:: PROVIDED DATA
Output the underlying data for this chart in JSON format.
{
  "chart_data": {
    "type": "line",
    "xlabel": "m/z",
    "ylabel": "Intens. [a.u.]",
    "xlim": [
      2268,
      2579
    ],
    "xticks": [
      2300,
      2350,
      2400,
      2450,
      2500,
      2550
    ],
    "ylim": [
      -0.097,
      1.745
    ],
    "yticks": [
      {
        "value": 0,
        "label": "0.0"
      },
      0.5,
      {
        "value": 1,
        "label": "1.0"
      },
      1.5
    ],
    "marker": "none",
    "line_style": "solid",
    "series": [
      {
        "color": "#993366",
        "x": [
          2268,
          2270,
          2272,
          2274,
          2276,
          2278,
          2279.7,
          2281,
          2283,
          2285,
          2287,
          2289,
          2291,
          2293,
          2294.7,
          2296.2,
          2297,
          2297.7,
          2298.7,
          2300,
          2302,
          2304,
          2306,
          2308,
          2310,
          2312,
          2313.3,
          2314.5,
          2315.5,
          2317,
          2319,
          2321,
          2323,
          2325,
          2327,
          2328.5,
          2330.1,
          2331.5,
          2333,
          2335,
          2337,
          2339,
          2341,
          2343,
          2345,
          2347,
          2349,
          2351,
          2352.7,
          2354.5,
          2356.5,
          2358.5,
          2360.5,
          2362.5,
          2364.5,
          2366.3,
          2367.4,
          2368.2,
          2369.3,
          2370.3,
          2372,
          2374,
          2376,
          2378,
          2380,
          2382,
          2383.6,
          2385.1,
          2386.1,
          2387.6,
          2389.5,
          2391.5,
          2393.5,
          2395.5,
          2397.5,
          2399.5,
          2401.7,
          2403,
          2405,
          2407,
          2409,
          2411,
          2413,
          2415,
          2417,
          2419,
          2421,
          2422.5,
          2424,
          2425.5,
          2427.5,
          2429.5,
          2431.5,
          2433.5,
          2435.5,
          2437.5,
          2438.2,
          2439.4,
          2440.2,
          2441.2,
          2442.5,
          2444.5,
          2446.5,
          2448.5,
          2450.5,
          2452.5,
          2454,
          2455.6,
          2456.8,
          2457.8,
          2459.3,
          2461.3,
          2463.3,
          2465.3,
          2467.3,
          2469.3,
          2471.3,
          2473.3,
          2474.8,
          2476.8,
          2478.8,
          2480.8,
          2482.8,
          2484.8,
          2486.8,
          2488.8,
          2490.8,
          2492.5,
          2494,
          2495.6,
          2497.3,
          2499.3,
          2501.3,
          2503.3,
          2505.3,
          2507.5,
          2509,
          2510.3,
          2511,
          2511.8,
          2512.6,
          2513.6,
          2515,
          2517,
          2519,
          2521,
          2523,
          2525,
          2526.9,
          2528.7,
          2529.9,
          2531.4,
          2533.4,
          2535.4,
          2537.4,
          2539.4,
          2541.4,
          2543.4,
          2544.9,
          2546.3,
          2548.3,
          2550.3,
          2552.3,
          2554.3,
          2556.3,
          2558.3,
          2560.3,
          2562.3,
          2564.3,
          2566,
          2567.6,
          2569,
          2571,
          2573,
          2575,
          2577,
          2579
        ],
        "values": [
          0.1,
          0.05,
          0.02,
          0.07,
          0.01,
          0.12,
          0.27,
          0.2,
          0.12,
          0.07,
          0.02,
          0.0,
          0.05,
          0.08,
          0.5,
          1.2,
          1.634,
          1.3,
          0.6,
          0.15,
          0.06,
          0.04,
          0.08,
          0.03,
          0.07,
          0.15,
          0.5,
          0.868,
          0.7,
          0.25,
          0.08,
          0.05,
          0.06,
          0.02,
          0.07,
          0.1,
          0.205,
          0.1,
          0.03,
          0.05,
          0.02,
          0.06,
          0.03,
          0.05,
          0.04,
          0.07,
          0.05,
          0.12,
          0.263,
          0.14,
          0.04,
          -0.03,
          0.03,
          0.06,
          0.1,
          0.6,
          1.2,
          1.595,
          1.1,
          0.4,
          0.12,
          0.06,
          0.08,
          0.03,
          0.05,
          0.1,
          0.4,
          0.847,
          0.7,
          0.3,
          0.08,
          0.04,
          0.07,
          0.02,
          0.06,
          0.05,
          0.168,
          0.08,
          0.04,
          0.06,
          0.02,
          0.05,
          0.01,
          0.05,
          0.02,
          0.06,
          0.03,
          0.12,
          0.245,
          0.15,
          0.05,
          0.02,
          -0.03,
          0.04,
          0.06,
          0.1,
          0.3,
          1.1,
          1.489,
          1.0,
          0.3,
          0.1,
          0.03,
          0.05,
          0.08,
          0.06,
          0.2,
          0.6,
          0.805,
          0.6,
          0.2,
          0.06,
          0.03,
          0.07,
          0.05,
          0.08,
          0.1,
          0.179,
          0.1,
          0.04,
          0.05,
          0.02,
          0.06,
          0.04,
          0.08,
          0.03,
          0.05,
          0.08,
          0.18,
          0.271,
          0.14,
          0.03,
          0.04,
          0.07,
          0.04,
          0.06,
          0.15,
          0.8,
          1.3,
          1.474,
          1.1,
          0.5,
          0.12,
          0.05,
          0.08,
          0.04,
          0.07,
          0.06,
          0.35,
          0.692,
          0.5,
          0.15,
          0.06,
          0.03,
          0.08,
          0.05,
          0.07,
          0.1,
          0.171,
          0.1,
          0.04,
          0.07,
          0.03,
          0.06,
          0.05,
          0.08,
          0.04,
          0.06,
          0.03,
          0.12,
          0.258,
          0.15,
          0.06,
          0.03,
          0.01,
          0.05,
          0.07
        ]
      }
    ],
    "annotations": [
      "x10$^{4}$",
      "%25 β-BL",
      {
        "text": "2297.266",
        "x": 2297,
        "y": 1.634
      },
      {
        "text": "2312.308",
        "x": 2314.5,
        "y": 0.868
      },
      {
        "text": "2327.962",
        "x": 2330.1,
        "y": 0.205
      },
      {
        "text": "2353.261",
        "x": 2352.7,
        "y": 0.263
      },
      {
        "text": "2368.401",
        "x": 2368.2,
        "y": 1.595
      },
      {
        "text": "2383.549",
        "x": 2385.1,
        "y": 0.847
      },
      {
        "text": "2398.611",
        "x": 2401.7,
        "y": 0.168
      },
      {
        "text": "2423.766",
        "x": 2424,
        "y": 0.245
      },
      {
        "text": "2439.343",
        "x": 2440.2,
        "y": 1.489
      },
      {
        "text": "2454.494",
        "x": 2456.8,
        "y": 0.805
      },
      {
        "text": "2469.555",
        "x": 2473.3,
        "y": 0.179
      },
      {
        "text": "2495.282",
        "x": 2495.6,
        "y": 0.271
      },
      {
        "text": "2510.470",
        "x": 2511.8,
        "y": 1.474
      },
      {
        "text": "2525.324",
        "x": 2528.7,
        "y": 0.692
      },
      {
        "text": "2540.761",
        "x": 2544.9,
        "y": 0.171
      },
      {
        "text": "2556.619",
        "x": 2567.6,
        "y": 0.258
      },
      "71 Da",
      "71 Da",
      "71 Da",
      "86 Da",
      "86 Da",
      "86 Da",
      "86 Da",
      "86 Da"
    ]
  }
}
::::
* [CHALLENGE] Reproduce each record shown above without altering a single word.

* [ANSWER FOR THE TASK]
Output the underlying data for this chart in JSON format.
{
  "chart_data": {
    "type": "line",
    "xlabel": "m/z",
    "ylabel": "Intens. [a.u.]",
    "xlim": [
      2268,
      2579
    ],
    "xticks": [
      2300,
      2350,
      2400,
      2450,
      2500,
      2550
    ],
    "ylim": [
      -0.097,
      1.745
    ],
    "yticks": [
      {
        "value": 0,
        "label": "0.0"
      },
      0.5,
      {
        "value": 1,
        "label": "1.0"
      },
      1.5
    ],
    "marker": "none",
    "line_style": "solid",
    "series": [
      {
        "color": "#993366",
        "x": [
          2268,
          2270,
          2272,
          2274,
          2276,
          2278,
          2279.7,
          2281,
          2283,
          2285,
          2287,
          2289,
          2291,
          2293,
          2294.7,
          2296.2,
          2297,
          2297.7,
          2298.7,
          2300,
          2302,
          2304,
          2306,
          2308,
          2310,
          2312,
          2313.3,
          2314.5,
          2315.5,
          2317,
          2319,
          2321,
          2323,
          2325,
          2327,
          2328.5,
          2330.1,
          2331.5,
          2333,
          2335,
          2337,
          2339,
          2341,
          2343,
          2345,
          2347,
          2349,
          2351,
          2352.7,
          2354.5,
          2356.5,
          2358.5,
          2360.5,
          2362.5,
          2364.5,
          2366.3,
          2367.4,
          2368.2,
          2369.3,
          2370.3,
          2372,
          2374,
          2376,
          2378,
          2380,
          2382,
          2383.6,
          2385.1,
          2386.1,
          2387.6,
          2389.5,
          2391.5,
          2393.5,
          2395.5,
          2397.5,
          2399.5,
          2401.7,
          2403,
          2405,
          2407,
          2409,
          2411,
          2413,
          2415,
          2417,
          2419,
          2421,
          2422.5,
          2424,
          2425.5,
          2427.5,
          2429.5,
          2431.5,
          2433.5,
          2435.5,
          2437.5,
          2438.2,
          2439.4,
          2440.2,
          2441.2,
          2442.5,
          2444.5,
          2446.5,
          2448.5,
          2450.5,
          2452.5,
          2454,
          2455.6,
          2456.8,
          2457.8,
          2459.3,
          2461.3,
          2463.3,
          2465.3,
          2467.3,
          2469.3,
          2471.3,
          2473.3,
          2474.8,
          2476.8,
          2478.8,
          2480.8,
          2482.8,
          2484.8,
          2486.8,
          2488.8,
          2490.8,
          2492.5,
          2494,
          2495.6,
          2497.3,
          2499.3,
          2501.3,
          2503.3,
          2505.3,
          2507.5,
          2509,
          2510.3,
          2511,
          2511.8,
          2512.6,
          2513.6,
          2515,
          2517,
          2519,
          2521,
          2523,
          2525,
          2526.9,
          2528.7,
          2529.9,
          2531.4,
          2533.4,
          2535.4,
          2537.4,
          2539.4,
          2541.4,
          2543.4,
          2544.9,
          2546.3,
          2548.3,
          2550.3,
          2552.3,
          2554.3,
          2556.3,
          2558.3,
          2560.3,
          2562.3,
          2564.3,
          2566,
          2567.6,
          2569,
          2571,
          2573,
          2575,
          2577,
          2579
        ],
        "values": [
          0.1,
          0.05,
          0.02,
          0.07,
          0.01,
          0.12,
          0.27,
          0.2,
          0.12,
          0.07,
          0.02,
          0.0,
          0.05,
          0.08,
          0.5,
          1.2,
          1.634,
          1.3,
          0.6,
          0.15,
          0.06,
          0.04,
          0.08,
          0.03,
          0.07,
          0.15,
          0.5,
          0.868,
          0.7,
          0.25,
          0.08,
          0.05,
          0.06,
          0.02,
          0.07,
          0.1,
          0.205,
          0.1,
          0.03,
          0.05,
          0.02,
          0.06,
          0.03,
          0.05,
          0.04,
          0.07,
          0.05,
          0.12,
          0.263,
          0.14,
          0.04,
          -0.03,
          0.03,
          0.06,
          0.1,
          0.6,
          1.2,
          1.595,
          1.1,
          0.4,
          0.12,
          0.06,
          0.08,
          0.03,
          0.05,
          0.1,
          0.4,
          0.847,
          0.7,
          0.3,
          0.08,
          0.04,
          0.07,
          0.02,
          0.06,
          0.05,
          0.168,
          0.08,
          0.04,
          0.06,
          0.02,
          0.05,
          0.01,
          0.05,
          0.02,
          0.06,
          0.03,
          0.12,
          0.245,
          0.15,
          0.05,
          0.02,
          -0.03,
          0.04,
          0.06,
          0.1,
          0.3,
          1.1,
          1.489,
          1.0,
          0.3,
          0.1,
          0.03,
          0.05,
          0.08,
          0.06,
          0.2,
          0.6,
          0.805,
          0.6,
          0.2,
          0.06,
          0.03,
          0.07,
          0.05,
          0.08,
          0.1,
          0.179,
          0.1,
          0.04,
          0.05,
          0.02,
          0.06,
          0.04,
          0.08,
          0.03,
          0.05,
          0.08,
          0.18,
          0.271,
          0.14,
          0.03,
          0.04,
          0.07,
          0.04,
          0.06,
          0.15,
          0.8,
          1.3,
          1.474,
          1.1,
          0.5,
          0.12,
          0.05,
          0.08,
          0.04,
          0.07,
          0.06,
          0.35,
          0.692,
          0.5,
          0.15,
          0.06,
          0.03,
          0.08,
          0.05,
          0.07,
          0.1,
          0.171,
          0.1,
          0.04,
          0.07,
          0.03,
          0.06,
          0.05,
          0.08,
          0.04,
          0.06,
          0.03,
          0.12,
          0.258,
          0.15,
          0.06,
          0.03,
          0.01,
          0.05,
          0.07
        ]
      }
    ],
    "annotations": [
      "x10$^{4}$",
      "%25 β-BL",
      {
        "text": "2297.266",
        "x": 2297,
        "y": 1.634
      },
      {
        "text": "2312.308",
        "x": 2314.5,
        "y": 0.868
      },
      {
        "text": "2327.962",
        "x": 2330.1,
        "y": 0.205
      },
      {
        "text": "2353.261",
        "x": 2352.7,
        "y": 0.263
      },
      {
        "text": "2368.401",
        "x": 2368.2,
        "y": 1.595
      },
      {
        "text": "2383.549",
        "x": 2385.1,
        "y": 0.847
      },
      {
        "text": "2398.611",
        "x": 2401.7,
        "y": 0.168
      },
      {
        "text": "2423.766",
        "x": 2424,
        "y": 0.245
      },
      {
        "text": "2439.343",
        "x": 2440.2,
        "y": 1.489
      },
      {
        "text": "2454.494",
        "x": 2456.8,
        "y": 0.805
      },
      {
        "text": "2469.555",
        "x": 2473.3,
        "y": 0.179
      },
      {
        "text": "2495.282",
        "x": 2495.6,
        "y": 0.271
      },
      {
        "text": "2510.470",
        "x": 2511.8,
        "y": 1.474
      },
      {
        "text": "2525.324",
        "x": 2528.7,
        "y": 0.692
      },
      {
        "text": "2540.761",
        "x": 2544.9,
        "y": 0.171
      },
      {
        "text": "2556.619",
        "x": 2567.6,
        "y": 0.258
      },
      "71 Da",
      "71 Da",
      "71 Da",
      "86 Da",
      "86 Da",
      "86 Da",
      "86 Da",
      "86 Da"
    ]
  }
}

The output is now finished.